REQUIRED WORK: Copy out each line of the material in which the word "type" appears.

### RECORDS FOR THE TASK ###

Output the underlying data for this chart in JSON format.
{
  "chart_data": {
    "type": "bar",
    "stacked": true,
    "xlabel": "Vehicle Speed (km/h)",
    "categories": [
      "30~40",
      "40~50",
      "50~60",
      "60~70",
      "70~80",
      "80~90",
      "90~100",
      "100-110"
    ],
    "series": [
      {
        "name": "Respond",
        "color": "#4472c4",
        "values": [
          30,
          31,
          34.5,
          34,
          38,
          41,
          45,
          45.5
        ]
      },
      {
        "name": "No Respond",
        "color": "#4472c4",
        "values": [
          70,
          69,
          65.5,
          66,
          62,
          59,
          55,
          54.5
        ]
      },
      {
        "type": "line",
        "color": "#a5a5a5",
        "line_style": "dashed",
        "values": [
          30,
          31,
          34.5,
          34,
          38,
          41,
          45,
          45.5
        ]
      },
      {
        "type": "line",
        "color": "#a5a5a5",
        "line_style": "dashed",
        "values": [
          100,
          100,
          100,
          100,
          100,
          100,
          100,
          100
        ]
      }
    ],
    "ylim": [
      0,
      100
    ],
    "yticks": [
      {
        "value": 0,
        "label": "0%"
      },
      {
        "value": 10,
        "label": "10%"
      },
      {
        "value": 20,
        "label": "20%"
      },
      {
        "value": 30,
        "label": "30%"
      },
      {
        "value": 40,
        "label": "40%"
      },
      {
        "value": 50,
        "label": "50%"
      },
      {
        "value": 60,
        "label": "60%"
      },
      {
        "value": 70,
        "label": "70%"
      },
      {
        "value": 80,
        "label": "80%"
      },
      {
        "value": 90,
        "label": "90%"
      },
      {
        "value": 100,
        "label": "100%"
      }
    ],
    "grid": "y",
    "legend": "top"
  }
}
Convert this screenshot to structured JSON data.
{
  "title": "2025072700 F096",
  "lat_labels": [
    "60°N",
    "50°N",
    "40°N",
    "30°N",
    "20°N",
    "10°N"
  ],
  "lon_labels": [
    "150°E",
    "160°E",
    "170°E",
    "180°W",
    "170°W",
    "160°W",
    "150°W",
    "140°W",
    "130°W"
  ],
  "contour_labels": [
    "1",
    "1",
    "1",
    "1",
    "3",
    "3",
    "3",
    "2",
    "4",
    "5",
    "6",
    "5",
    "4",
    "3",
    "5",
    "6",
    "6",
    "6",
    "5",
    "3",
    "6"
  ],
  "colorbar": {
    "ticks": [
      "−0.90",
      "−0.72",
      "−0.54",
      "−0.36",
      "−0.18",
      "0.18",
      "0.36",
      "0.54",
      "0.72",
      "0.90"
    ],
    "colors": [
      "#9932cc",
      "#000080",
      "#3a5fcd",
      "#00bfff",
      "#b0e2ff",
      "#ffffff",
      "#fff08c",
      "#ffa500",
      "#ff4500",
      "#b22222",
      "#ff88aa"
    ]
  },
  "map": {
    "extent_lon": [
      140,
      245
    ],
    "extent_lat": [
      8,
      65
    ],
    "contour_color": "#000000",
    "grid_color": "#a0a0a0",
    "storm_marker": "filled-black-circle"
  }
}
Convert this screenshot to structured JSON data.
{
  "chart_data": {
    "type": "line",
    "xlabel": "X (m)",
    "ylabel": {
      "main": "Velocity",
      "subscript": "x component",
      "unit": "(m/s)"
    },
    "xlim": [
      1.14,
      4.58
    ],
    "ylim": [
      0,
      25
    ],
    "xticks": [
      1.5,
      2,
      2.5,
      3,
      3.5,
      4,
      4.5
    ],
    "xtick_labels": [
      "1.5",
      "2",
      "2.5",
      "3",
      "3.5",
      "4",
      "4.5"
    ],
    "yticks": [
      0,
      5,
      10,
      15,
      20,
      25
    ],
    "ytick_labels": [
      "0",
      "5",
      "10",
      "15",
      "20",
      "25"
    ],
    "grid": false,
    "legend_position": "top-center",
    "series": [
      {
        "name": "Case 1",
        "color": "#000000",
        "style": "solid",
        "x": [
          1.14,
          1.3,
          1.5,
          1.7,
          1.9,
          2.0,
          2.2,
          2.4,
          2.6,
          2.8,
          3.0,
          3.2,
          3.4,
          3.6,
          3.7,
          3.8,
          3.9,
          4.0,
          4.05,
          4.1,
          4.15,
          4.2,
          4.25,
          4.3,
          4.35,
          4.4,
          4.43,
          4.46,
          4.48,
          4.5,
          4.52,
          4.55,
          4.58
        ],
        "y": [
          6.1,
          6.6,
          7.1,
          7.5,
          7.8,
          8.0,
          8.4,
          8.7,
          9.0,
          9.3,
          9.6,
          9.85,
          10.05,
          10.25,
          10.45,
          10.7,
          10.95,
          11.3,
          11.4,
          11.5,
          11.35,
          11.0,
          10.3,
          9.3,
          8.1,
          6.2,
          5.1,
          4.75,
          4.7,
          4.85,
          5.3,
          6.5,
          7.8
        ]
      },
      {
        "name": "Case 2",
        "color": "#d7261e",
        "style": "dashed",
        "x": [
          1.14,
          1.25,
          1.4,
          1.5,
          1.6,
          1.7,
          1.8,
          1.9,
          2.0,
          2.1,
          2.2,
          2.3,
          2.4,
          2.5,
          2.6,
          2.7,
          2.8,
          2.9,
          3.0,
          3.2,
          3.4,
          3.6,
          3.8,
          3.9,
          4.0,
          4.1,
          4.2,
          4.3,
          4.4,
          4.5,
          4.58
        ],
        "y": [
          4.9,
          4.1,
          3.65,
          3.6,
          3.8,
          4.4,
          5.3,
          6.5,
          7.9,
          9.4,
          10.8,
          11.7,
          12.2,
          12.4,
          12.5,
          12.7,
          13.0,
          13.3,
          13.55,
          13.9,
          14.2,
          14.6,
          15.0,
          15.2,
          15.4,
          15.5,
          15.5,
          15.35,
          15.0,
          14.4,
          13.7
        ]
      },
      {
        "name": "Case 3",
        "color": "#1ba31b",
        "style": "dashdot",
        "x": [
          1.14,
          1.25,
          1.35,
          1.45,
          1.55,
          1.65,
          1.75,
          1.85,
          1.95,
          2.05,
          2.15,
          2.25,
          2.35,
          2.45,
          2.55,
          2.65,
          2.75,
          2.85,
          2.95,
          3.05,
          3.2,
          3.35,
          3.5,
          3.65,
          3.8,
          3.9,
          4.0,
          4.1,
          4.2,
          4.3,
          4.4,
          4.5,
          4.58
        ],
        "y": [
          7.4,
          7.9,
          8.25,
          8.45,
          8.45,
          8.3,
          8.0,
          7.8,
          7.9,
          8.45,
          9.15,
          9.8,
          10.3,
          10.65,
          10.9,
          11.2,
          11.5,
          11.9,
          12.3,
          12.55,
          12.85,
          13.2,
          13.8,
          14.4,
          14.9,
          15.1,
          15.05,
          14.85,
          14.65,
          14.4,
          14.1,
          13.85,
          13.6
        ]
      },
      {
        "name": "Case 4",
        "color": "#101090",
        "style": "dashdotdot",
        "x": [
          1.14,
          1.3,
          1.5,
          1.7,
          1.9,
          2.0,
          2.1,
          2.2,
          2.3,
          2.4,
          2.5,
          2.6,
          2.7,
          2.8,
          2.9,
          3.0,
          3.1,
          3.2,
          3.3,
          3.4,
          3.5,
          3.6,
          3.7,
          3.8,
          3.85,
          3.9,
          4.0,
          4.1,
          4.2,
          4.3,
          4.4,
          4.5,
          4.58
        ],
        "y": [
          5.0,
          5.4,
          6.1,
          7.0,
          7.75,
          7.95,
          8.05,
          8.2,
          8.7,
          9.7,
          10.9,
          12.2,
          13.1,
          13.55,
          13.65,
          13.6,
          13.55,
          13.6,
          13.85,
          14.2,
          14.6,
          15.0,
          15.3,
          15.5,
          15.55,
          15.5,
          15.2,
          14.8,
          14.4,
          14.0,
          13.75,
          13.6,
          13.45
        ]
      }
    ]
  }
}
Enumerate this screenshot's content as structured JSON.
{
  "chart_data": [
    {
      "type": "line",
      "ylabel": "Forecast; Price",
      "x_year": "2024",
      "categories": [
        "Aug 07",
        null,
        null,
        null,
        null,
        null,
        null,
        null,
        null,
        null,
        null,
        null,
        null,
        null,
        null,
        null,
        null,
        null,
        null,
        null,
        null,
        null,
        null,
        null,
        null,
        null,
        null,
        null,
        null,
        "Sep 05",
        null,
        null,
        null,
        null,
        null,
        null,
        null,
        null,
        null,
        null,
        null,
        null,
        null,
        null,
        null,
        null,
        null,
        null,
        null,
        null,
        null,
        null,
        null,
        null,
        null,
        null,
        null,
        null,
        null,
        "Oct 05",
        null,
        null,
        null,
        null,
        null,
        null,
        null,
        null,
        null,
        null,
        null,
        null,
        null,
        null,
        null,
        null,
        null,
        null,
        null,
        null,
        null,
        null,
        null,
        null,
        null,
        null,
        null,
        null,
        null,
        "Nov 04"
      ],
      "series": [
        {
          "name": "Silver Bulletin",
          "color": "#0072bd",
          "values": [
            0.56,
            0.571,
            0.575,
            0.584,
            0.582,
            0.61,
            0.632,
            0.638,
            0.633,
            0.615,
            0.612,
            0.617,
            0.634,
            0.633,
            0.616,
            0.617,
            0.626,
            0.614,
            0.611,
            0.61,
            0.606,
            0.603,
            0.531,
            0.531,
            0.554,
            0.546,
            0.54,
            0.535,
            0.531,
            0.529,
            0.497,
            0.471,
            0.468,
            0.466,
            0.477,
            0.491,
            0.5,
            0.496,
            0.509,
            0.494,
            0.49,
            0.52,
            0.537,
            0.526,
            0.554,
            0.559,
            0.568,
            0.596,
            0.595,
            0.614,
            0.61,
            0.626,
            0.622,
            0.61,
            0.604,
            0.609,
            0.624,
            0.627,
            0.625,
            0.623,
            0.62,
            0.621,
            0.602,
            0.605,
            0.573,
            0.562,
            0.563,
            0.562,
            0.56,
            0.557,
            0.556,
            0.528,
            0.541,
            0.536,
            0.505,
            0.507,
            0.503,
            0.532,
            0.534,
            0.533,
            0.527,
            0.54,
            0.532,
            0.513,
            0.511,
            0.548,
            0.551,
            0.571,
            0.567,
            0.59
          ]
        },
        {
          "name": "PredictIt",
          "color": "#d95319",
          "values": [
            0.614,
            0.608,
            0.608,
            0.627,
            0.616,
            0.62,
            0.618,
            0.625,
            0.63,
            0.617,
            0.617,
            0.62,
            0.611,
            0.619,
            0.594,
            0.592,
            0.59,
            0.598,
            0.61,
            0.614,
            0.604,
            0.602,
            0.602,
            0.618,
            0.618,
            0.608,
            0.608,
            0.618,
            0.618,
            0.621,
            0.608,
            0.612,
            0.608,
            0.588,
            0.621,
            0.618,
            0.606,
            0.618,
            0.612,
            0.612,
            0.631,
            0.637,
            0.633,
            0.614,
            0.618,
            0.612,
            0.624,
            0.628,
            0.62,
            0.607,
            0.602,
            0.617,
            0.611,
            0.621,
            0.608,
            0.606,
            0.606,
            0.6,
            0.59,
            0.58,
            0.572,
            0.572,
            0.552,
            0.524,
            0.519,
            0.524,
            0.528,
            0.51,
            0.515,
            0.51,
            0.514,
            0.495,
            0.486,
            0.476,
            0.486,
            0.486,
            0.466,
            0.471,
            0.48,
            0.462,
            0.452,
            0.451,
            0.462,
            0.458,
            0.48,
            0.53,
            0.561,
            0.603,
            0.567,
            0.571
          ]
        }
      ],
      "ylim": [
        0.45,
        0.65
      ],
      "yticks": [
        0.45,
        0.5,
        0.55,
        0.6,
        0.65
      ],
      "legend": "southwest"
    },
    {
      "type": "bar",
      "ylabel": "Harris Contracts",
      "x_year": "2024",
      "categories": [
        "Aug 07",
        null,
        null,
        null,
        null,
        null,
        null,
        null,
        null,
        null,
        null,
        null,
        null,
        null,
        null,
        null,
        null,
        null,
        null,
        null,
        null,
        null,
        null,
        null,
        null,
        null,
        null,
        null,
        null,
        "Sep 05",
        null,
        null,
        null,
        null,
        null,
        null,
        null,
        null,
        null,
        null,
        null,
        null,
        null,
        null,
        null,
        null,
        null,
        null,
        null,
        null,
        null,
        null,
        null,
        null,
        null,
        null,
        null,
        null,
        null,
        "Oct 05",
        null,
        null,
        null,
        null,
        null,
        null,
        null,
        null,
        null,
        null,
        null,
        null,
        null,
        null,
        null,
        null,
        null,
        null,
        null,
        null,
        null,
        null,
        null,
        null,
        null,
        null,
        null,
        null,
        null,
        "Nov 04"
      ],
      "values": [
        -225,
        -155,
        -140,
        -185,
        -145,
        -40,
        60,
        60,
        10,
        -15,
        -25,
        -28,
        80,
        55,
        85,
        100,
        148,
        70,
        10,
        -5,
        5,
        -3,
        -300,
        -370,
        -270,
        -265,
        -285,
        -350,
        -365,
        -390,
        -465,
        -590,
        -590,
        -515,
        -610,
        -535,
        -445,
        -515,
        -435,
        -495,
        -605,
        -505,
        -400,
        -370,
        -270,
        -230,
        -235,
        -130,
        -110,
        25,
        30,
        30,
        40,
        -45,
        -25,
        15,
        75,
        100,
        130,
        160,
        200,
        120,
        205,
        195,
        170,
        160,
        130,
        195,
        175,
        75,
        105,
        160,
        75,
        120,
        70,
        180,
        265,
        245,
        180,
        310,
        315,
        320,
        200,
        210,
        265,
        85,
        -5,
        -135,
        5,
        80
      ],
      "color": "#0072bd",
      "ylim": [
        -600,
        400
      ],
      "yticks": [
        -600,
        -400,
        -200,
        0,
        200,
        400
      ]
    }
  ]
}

###

RESPONSE BELOW:
    "type": "bar",
        "type": "line",
        "type": "line",
    "type": "line",
      "type": "line",
      "type": "bar",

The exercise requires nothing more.